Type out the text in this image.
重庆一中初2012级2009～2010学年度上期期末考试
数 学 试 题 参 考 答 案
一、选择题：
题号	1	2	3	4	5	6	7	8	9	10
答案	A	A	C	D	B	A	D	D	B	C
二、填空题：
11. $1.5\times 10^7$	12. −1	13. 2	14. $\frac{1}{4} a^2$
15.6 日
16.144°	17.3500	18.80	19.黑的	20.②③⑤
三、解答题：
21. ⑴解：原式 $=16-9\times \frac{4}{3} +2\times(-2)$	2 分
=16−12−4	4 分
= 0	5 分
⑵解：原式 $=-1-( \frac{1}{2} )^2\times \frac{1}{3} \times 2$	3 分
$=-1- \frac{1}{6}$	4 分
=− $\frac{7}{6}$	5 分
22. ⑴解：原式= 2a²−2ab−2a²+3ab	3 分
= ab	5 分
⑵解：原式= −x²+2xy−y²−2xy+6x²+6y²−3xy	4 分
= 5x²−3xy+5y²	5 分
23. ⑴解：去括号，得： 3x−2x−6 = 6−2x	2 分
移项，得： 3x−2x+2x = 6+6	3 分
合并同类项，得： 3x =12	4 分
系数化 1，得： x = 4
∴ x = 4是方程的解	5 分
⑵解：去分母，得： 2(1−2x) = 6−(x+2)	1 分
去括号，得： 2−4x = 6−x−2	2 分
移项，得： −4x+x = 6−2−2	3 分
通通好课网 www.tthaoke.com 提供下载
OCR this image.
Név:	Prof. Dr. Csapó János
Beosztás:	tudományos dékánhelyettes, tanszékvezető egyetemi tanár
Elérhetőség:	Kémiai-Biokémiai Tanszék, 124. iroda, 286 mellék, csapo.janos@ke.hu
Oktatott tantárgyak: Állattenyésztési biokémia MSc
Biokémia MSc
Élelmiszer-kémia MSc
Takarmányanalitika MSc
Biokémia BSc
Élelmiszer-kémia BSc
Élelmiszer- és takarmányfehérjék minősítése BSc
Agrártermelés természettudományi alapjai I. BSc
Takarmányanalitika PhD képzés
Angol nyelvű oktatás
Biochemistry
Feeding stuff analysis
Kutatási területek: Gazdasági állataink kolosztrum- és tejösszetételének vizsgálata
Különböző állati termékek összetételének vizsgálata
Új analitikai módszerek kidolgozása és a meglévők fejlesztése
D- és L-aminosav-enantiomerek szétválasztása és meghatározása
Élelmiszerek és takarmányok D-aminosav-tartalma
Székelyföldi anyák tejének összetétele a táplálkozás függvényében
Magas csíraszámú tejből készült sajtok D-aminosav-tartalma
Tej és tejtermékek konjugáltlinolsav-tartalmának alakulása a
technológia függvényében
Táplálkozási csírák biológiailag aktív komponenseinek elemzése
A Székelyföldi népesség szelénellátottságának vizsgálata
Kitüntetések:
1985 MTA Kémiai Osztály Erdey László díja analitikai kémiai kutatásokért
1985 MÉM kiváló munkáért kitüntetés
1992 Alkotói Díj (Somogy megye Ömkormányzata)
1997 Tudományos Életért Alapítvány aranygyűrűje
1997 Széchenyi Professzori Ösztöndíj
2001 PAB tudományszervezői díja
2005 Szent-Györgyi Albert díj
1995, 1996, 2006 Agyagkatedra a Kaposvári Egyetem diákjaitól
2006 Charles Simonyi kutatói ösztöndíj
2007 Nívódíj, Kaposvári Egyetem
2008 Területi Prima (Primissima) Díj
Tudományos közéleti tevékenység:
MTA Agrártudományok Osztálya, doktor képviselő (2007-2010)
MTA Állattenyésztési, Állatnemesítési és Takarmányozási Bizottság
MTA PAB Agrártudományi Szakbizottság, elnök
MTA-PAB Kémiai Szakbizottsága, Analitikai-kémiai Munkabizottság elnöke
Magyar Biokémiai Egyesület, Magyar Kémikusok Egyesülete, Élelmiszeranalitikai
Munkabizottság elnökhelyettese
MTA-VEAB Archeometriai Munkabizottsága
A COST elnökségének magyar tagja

# # # # # # #

**Problem description**
Every line of the material must be returned exactly as it appears.

**The reply**
Type out the text in this image.
重庆一中初2012级2009～2010学年度上期期末考试
数 学 试 题 参 考 答 案
一、选择题：
题号	1	2	3	4	5	6	7	8	9	10
答案	A	A	C	D	B	A	D	D	B	C
二、填空题：
11. $1.5\times 10^7$	12. −1	13. 2	14. $\frac{1}{4} a^2$
15.6 日
16.144°	17.3500	18.80	19.黑的	20.②③⑤
三、解答题：
21. ⑴解：原式 $=16-9\times \frac{4}{3} +2\times(-2)$	2 分
=16−12−4	4 分
= 0	5 分
⑵解：原式 $=-1-( \frac{1}{2} )^2\times \frac{1}{3} \times 2$	3 分
$=-1- \frac{1}{6}$	4 分
=− $\frac{7}{6}$	5 分
22. ⑴解：原式= 2a²−2ab−2a²+3ab	3 分
= ab	5 分
⑵解：原式= −x²+2xy−y²−2xy+6x²+6y²−3xy	4 分
= 5x²−3xy+5y²	5 分
23. ⑴解：去括号，得： 3x−2x−6 = 6−2x	2 分
移项，得： 3x−2x+2x = 6+6	3 分
合并同类项，得： 3x =12	4 分
系数化 1，得： x = 4
∴ x = 4是方程的解	5 分
⑵解：去分母，得： 2(1−2x) = 6−(x+2)	1 分
去括号，得： 2−4x = 6−x−2	2 分
移项，得： −4x+x = 6−2−2	3 分
通通好课网 www.tthaoke.com 提供下载
OCR this image.
Név:	Prof. Dr. Csapó János
Beosztás:	tudományos dékánhelyettes, tanszékvezető egyetemi tanár
Elérhetőség:	Kémiai-Biokémiai Tanszék, 124. iroda, 286 mellék, csapo.janos@ke.hu
Oktatott tantárgyak: Állattenyésztési biokémia MSc
Biokémia MSc
Élelmiszer-kémia MSc
Takarmányanalitika MSc
Biokémia BSc
Élelmiszer-kémia BSc
Élelmiszer- és takarmányfehérjék minősítése BSc
Agrártermelés természettudományi alapjai I. BSc
Takarmányanalitika PhD képzés
Angol nyelvű oktatás
Biochemistry
Feeding stuff analysis
Kutatási területek: Gazdasági állataink kolosztrum- és tejösszetételének vizsgálata
Különböző állati termékek összetételének vizsgálata
Új analitikai módszerek kidolgozása és a meglévők fejlesztése
D- és L-aminosav-enantiomerek szétválasztása és meghatározása
Élelmiszerek és takarmányok D-aminosav-tartalma
Székelyföldi anyák tejének összetétele a táplálkozás függvényében
Magas csíraszámú tejből készült sajtok D-aminosav-tartalma
Tej és tejtermékek konjugáltlinolsav-tartalmának alakulása a
technológia függvényében
Táplálkozási csírák biológiailag aktív komponenseinek elemzése
A Székelyföldi népesség szelénellátottságának vizsgálata
Kitüntetések:
1985 MTA Kémiai Osztály Erdey László díja analitikai kémiai kutatásokért
1985 MÉM kiváló munkáért kitüntetés
1992 Alkotói Díj (Somogy megye Ömkormányzata)
1997 Tudományos Életért Alapítvány aranygyűrűje
1997 Széchenyi Professzori Ösztöndíj
2001 PAB tudományszervezői díja
2005 Szent-Györgyi Albert díj
1995, 1996, 2006 Agyagkatedra a Kaposvári Egyetem diákjaitól
2006 Charles Simonyi kutatói ösztöndíj
2007 Nívódíj, Kaposvári Egyetem
2008 Területi Prima (Primissima) Díj
Tudományos közéleti tevékenység:
MTA Agrártudományok Osztálya, doktor képviselő (2007-2010)
MTA Állattenyésztési, Állatnemesítési és Takarmányozási Bizottság
MTA PAB Agrártudományi Szakbizottság, elnök
MTA-PAB Kémiai Szakbizottsága, Analitikai-kémiai Munkabizottság elnöke
Magyar Biokémiai Egyesület, Magyar Kémikusok Egyesülete, Élelmiszeranalitikai
Munkabizottság elnökhelyettese
MTA-VEAB Archeometriai Munkabizottsága
A COST elnökségének magyar tagja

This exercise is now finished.